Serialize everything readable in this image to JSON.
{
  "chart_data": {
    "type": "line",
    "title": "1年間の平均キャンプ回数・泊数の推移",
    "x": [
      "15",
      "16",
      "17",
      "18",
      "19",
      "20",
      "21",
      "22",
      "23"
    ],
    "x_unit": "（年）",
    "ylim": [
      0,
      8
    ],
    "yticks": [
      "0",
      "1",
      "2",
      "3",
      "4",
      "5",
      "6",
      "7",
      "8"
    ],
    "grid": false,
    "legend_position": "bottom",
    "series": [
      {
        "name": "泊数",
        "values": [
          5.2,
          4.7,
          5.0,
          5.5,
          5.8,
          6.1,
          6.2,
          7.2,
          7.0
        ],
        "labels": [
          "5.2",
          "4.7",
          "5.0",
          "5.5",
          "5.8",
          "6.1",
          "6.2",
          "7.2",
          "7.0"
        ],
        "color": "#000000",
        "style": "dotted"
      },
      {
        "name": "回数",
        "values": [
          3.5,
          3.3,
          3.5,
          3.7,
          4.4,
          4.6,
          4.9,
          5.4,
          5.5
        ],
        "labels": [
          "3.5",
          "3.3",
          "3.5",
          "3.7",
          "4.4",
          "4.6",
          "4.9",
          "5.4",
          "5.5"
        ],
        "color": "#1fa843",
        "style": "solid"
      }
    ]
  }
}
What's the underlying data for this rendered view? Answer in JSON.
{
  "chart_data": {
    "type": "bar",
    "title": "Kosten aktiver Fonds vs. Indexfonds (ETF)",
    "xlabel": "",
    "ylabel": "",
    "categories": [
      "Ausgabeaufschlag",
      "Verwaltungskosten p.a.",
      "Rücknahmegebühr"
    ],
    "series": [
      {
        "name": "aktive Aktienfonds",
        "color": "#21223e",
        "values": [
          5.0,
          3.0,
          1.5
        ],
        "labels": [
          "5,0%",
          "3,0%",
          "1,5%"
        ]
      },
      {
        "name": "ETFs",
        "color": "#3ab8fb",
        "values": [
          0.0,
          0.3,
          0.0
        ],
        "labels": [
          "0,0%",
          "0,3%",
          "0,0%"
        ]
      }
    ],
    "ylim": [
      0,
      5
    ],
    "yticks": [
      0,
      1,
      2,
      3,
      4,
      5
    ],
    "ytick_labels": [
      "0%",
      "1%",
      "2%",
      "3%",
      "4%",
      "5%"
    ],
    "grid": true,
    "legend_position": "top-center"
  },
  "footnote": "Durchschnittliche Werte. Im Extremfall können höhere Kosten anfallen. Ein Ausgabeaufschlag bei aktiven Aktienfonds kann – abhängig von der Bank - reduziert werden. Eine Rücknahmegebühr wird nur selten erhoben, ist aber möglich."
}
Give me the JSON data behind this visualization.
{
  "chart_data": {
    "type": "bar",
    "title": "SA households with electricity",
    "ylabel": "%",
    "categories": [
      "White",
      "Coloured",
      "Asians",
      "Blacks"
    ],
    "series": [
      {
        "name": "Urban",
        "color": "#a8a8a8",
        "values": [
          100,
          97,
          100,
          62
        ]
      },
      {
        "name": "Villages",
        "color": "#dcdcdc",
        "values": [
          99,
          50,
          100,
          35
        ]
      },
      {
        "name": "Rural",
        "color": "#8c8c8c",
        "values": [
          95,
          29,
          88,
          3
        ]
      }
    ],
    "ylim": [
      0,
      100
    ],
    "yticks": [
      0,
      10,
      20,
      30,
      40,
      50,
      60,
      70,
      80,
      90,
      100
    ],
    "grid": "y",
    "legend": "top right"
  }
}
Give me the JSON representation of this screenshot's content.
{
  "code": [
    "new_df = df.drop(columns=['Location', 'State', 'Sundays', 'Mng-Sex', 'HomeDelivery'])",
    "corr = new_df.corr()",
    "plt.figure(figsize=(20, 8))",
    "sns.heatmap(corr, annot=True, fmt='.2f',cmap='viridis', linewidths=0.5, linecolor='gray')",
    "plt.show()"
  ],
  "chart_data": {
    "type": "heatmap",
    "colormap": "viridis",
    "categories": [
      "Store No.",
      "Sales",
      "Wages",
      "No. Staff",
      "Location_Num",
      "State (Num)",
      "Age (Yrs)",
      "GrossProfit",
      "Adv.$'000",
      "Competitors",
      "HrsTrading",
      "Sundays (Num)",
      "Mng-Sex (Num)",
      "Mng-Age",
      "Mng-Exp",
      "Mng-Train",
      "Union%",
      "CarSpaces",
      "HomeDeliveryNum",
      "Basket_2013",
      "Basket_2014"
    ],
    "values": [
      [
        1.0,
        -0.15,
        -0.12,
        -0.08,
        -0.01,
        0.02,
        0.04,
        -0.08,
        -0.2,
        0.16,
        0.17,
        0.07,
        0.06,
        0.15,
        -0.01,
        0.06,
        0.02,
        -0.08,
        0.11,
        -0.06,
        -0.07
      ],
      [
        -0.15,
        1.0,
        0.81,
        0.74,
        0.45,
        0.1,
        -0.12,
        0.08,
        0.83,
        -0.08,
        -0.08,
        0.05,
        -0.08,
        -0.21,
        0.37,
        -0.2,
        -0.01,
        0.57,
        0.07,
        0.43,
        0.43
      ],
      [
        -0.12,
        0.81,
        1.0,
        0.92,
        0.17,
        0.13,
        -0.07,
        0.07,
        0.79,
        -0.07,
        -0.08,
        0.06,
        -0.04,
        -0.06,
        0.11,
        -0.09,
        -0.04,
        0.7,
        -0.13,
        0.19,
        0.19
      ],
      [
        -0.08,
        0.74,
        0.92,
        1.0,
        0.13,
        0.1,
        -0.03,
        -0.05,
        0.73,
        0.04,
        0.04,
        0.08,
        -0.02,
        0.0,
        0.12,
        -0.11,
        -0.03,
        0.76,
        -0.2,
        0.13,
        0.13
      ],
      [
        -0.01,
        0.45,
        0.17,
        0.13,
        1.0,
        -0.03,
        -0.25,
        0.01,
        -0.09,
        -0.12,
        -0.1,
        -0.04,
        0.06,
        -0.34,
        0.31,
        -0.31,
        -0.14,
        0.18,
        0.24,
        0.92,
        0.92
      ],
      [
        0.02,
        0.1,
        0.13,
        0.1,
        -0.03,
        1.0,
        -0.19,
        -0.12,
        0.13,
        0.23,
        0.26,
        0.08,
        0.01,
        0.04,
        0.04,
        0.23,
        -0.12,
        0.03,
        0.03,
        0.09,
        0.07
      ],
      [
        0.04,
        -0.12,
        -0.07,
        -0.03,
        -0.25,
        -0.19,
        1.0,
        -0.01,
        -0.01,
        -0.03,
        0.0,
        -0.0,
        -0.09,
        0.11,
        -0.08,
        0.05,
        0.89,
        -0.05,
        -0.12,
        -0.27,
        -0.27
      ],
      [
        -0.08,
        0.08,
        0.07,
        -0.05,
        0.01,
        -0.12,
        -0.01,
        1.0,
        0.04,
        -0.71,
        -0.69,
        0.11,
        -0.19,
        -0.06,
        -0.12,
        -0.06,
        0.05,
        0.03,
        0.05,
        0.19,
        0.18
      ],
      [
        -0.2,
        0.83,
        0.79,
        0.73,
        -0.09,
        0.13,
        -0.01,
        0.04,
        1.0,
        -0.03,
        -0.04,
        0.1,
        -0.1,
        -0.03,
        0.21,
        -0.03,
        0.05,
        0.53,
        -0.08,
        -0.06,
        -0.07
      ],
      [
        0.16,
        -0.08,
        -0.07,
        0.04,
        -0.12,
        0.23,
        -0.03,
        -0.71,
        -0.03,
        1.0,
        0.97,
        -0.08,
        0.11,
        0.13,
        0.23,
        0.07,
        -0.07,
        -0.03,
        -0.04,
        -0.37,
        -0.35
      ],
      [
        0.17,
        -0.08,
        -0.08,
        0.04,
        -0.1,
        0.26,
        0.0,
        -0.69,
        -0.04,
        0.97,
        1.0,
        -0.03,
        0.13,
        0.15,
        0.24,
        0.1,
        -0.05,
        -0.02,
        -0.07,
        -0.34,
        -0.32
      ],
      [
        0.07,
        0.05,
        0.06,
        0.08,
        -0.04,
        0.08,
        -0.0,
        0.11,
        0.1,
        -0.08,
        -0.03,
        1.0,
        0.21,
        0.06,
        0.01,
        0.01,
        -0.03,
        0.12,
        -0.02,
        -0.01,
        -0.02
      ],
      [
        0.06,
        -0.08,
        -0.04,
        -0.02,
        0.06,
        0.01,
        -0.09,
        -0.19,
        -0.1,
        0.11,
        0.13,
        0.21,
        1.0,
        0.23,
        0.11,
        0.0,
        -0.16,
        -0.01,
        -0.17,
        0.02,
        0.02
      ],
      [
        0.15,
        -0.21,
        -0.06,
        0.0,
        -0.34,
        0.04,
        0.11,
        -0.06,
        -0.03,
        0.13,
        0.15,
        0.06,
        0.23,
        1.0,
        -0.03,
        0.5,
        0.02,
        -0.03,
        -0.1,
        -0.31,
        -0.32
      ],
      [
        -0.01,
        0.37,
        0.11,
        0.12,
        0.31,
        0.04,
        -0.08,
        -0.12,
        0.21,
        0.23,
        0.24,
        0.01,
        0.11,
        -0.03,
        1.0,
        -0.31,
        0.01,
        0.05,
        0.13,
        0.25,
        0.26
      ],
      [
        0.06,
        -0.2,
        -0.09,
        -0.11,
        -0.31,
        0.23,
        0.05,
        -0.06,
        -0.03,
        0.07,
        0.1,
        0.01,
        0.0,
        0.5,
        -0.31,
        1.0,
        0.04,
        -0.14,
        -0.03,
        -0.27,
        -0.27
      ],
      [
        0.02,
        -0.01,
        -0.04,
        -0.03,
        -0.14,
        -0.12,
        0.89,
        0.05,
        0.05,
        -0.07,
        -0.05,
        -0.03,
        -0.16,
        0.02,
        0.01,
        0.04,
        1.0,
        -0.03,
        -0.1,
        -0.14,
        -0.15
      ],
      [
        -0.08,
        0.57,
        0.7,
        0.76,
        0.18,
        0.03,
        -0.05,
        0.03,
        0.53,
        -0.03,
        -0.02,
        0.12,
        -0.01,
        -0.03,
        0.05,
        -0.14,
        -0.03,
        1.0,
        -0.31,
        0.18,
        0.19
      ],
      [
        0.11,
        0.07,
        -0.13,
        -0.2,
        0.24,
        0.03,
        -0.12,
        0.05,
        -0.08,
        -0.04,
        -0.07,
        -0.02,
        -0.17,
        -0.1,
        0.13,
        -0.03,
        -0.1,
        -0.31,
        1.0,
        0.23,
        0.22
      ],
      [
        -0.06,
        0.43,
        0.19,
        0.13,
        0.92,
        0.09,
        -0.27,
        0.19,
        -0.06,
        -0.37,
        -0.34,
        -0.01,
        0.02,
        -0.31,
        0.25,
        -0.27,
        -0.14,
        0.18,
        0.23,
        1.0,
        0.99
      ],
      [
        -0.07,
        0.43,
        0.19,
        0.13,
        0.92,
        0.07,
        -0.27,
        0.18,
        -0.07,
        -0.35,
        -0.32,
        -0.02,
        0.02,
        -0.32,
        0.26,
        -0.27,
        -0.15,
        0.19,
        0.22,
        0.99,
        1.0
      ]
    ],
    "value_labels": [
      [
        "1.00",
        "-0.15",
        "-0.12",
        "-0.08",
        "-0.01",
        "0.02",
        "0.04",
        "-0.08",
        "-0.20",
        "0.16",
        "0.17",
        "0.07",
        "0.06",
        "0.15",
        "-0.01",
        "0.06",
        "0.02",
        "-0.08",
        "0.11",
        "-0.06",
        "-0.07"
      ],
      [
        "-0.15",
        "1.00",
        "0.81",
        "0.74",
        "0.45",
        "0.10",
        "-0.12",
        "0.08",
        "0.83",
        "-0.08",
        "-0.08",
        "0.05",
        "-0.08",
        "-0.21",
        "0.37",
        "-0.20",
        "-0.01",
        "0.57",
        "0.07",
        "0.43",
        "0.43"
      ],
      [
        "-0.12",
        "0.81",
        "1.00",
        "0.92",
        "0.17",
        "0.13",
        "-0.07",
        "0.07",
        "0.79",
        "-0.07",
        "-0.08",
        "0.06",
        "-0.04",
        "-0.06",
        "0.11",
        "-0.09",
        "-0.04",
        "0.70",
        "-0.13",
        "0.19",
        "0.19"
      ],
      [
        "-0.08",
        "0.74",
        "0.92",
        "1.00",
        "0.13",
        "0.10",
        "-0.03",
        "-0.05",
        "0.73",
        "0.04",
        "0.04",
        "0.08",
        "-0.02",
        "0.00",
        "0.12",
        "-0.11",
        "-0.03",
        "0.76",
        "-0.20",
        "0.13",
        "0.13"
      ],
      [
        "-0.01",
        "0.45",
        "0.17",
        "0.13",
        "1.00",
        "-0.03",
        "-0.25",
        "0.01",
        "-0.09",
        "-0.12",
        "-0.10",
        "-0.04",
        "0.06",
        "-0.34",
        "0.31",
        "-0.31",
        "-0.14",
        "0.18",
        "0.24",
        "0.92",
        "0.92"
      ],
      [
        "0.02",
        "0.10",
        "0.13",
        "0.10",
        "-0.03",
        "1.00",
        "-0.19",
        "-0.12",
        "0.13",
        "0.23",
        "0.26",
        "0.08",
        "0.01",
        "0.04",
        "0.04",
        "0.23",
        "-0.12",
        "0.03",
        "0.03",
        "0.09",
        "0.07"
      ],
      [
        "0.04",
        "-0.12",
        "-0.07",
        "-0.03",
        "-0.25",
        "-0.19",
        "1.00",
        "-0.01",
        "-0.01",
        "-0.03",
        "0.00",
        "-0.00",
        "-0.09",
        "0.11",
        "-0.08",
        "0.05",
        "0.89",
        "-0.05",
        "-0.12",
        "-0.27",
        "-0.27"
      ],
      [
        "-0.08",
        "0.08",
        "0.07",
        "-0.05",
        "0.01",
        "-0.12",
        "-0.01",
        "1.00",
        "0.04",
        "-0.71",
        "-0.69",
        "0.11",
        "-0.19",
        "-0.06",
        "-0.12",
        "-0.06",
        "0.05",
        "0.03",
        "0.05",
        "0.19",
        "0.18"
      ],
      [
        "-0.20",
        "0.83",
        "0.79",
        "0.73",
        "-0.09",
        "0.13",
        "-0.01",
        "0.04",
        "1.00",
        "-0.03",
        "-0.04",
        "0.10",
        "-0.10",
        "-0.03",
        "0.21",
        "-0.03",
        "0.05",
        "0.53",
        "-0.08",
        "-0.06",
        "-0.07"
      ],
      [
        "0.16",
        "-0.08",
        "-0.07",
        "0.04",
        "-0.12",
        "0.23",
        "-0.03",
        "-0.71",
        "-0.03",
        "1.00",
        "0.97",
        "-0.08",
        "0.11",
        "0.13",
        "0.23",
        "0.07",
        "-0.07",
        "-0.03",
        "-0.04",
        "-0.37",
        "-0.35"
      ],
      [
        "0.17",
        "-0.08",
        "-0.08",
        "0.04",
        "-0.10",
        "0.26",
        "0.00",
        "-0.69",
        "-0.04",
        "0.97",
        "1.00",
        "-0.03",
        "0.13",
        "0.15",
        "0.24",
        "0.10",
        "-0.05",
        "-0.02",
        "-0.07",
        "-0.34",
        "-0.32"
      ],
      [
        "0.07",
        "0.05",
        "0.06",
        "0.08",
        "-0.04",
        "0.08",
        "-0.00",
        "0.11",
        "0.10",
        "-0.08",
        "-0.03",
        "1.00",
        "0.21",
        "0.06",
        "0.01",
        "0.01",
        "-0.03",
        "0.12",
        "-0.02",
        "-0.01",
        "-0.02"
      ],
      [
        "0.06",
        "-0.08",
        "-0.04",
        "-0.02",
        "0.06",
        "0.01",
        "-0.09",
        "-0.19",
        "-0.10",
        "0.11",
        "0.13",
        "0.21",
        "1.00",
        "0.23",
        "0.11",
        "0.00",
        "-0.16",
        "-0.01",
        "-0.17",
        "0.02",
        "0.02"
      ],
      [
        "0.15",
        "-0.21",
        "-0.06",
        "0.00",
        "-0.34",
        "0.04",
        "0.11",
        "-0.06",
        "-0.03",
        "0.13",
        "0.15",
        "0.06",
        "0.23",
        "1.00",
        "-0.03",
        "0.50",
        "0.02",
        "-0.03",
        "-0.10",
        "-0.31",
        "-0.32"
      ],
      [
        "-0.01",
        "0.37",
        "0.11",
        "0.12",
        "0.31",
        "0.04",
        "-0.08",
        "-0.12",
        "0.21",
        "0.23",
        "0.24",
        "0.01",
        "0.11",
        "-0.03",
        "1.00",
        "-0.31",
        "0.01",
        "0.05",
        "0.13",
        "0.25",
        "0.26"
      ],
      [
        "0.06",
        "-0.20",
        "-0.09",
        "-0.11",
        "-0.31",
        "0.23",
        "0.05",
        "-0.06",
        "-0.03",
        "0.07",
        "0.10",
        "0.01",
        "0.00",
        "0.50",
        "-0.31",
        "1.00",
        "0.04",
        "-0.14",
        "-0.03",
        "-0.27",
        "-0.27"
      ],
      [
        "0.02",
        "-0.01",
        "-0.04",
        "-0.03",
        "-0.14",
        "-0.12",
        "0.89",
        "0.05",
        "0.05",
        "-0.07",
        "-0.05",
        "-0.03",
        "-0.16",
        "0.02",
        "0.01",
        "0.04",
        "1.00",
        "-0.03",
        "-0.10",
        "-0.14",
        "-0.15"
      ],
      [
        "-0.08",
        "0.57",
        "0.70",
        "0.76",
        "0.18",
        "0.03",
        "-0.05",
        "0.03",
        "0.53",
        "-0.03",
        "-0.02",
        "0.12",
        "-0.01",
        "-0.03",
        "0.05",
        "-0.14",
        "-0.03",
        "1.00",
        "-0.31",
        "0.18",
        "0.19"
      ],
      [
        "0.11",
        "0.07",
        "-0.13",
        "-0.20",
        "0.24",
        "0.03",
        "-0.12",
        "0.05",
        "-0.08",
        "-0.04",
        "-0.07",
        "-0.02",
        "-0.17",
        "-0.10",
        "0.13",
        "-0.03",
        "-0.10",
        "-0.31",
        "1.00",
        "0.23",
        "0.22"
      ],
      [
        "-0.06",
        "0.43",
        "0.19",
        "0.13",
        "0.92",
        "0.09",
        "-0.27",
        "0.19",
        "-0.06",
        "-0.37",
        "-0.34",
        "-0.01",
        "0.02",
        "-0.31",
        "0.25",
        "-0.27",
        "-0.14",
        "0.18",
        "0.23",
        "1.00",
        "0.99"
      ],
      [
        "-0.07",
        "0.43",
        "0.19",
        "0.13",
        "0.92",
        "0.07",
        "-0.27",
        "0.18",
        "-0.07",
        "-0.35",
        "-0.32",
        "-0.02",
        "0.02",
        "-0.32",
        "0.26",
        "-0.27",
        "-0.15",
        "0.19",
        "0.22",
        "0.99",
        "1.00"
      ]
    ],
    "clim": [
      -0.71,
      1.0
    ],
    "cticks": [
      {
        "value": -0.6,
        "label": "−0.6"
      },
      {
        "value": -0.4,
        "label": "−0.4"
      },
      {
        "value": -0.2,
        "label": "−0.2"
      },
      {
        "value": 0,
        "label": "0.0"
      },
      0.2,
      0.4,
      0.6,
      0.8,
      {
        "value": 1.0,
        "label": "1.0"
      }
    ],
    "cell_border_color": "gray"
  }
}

-- What needs to be done --
Identify every line above with the string "JSON" in it. Copy those lines.

-- Reply to the exercise --
Serialize everything readable in this image to JSON.
What's the underlying data for this rendered view? Answer in JSON.
Give me the JSON data behind this visualization.
Give me the JSON representation of this screenshot's content.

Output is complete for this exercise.